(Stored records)
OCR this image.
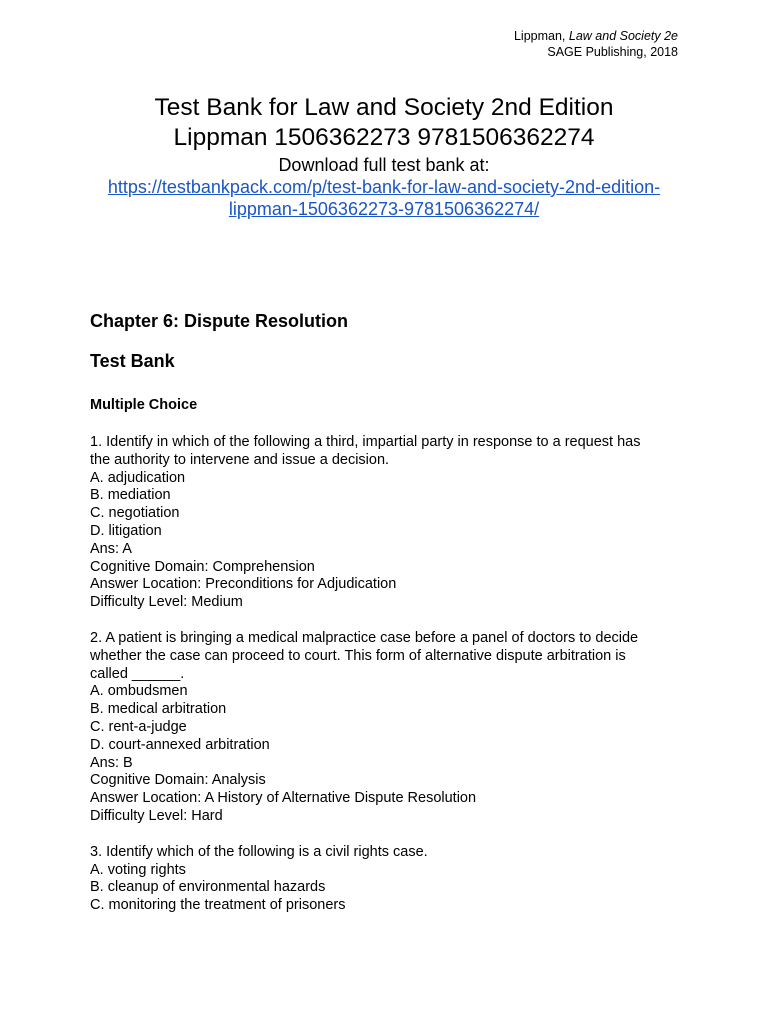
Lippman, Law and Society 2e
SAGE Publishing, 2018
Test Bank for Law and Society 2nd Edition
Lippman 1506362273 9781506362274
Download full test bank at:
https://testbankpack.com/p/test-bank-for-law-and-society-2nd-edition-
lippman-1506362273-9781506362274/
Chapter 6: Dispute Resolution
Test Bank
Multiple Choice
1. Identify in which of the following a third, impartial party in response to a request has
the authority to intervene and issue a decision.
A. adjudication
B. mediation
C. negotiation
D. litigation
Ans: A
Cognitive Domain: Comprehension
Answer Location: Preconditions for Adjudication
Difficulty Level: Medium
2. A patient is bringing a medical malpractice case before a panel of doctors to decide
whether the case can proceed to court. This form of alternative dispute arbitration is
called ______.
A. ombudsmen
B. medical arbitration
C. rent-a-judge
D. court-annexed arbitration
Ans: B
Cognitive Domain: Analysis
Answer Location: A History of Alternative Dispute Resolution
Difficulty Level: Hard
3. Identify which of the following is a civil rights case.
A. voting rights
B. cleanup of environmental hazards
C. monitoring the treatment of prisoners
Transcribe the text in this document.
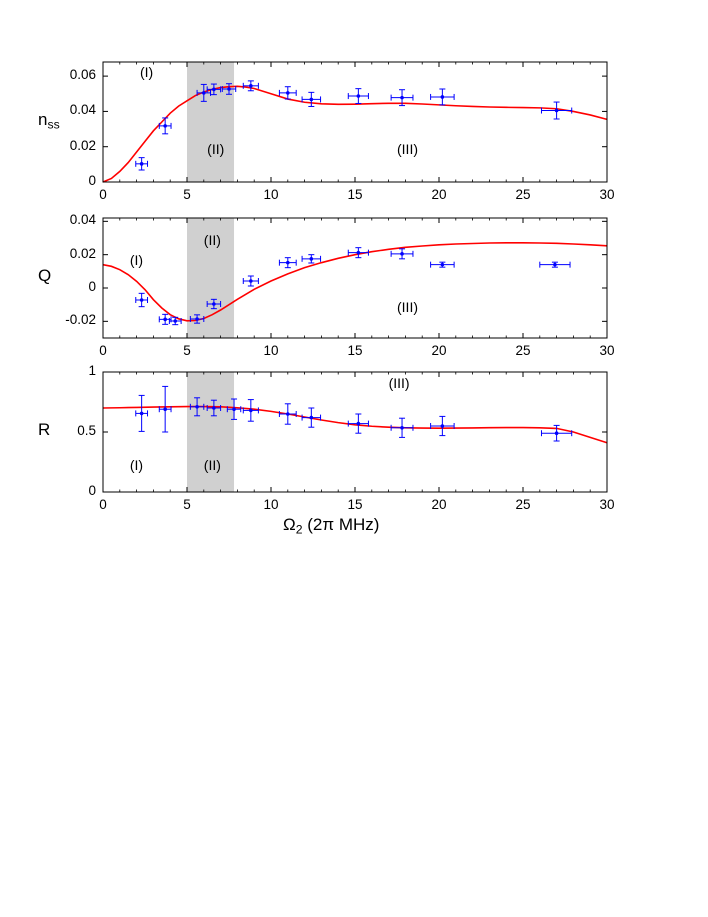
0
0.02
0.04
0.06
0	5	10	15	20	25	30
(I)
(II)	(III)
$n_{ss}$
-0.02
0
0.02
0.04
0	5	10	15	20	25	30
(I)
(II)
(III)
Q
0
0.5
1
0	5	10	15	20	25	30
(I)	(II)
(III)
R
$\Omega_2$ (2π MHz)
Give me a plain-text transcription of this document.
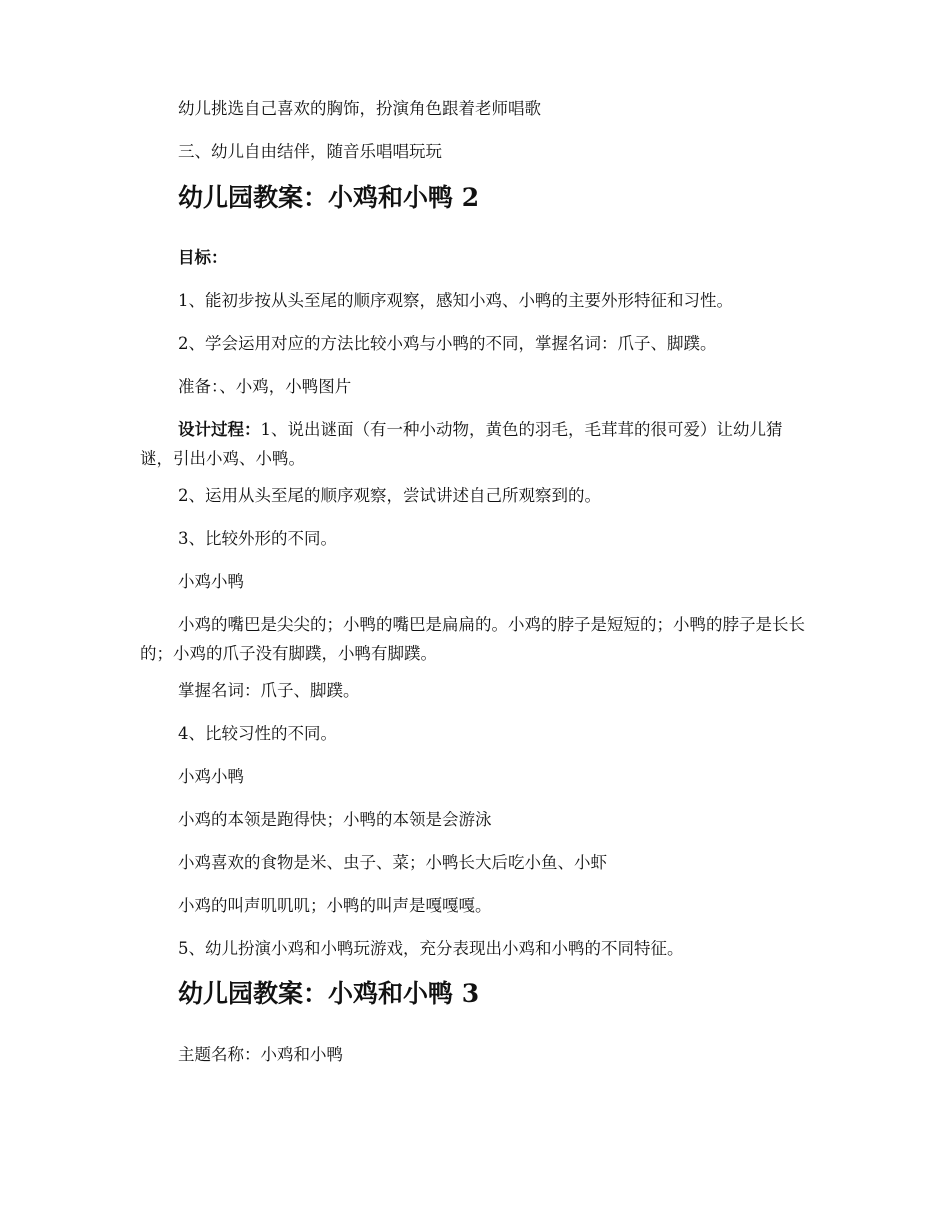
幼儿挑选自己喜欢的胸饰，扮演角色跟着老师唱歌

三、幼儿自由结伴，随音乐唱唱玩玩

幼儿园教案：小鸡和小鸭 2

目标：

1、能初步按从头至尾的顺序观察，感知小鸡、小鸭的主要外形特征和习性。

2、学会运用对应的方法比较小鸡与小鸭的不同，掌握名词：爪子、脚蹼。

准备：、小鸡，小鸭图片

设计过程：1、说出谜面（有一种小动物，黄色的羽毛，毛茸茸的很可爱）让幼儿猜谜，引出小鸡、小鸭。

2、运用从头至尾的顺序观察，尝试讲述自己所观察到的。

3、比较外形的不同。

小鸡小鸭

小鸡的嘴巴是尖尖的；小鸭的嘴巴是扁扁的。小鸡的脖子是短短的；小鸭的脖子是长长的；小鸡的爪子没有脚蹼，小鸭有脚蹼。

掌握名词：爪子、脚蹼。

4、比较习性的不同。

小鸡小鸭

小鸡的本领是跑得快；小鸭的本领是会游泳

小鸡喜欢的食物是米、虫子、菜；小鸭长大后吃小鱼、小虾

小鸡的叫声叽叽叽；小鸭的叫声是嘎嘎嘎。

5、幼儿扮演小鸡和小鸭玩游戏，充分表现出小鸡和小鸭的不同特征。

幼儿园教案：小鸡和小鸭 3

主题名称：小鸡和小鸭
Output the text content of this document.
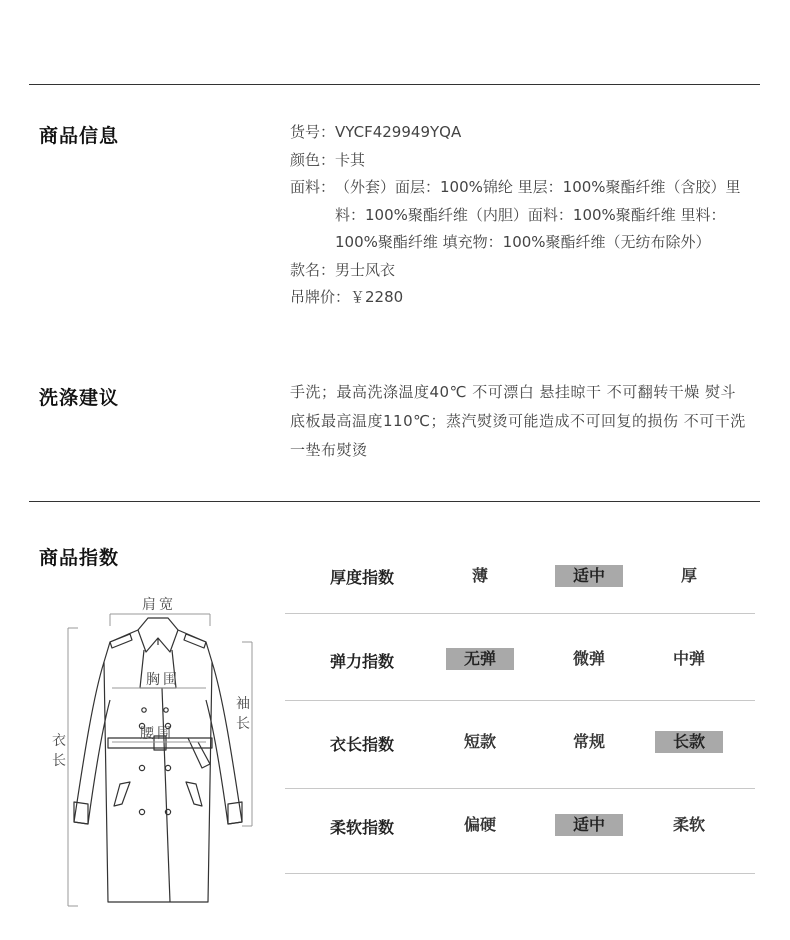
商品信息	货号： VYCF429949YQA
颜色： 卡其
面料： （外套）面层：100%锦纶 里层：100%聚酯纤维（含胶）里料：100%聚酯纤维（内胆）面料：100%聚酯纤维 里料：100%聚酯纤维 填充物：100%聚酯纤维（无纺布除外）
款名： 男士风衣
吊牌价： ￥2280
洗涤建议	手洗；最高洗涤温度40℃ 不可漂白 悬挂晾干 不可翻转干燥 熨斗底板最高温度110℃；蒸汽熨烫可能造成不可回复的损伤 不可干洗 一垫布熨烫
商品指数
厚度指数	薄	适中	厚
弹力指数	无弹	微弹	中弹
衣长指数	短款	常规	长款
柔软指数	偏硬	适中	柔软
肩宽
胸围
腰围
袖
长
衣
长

**What the task asks**
Beginning at the line with "Output the text content of this document." and ending at the last line of the listing above, retype each line exactly, including those two lines. Leave the pictures out.

**The answer**
Output the text content of this document.
商品信息	货号： VYCF429949YQA
颜色： 卡其
面料： （外套）面层：100%锦纶 里层：100%聚酯纤维（含胶）里料：100%聚酯纤维（内胆）面料：100%聚酯纤维 里料：100%聚酯纤维 填充物：100%聚酯纤维（无纺布除外）
款名： 男士风衣
吊牌价： ￥2280
洗涤建议	手洗；最高洗涤温度40℃ 不可漂白 悬挂晾干 不可翻转干燥 熨斗底板最高温度110℃；蒸汽熨烫可能造成不可回复的损伤 不可干洗 一垫布熨烫
商品指数
厚度指数	薄	适中	厚
弹力指数	无弹	微弹	中弹
衣长指数	短款	常规	长款
柔软指数	偏硬	适中	柔软
肩宽
胸围
腰围
袖
长
衣
长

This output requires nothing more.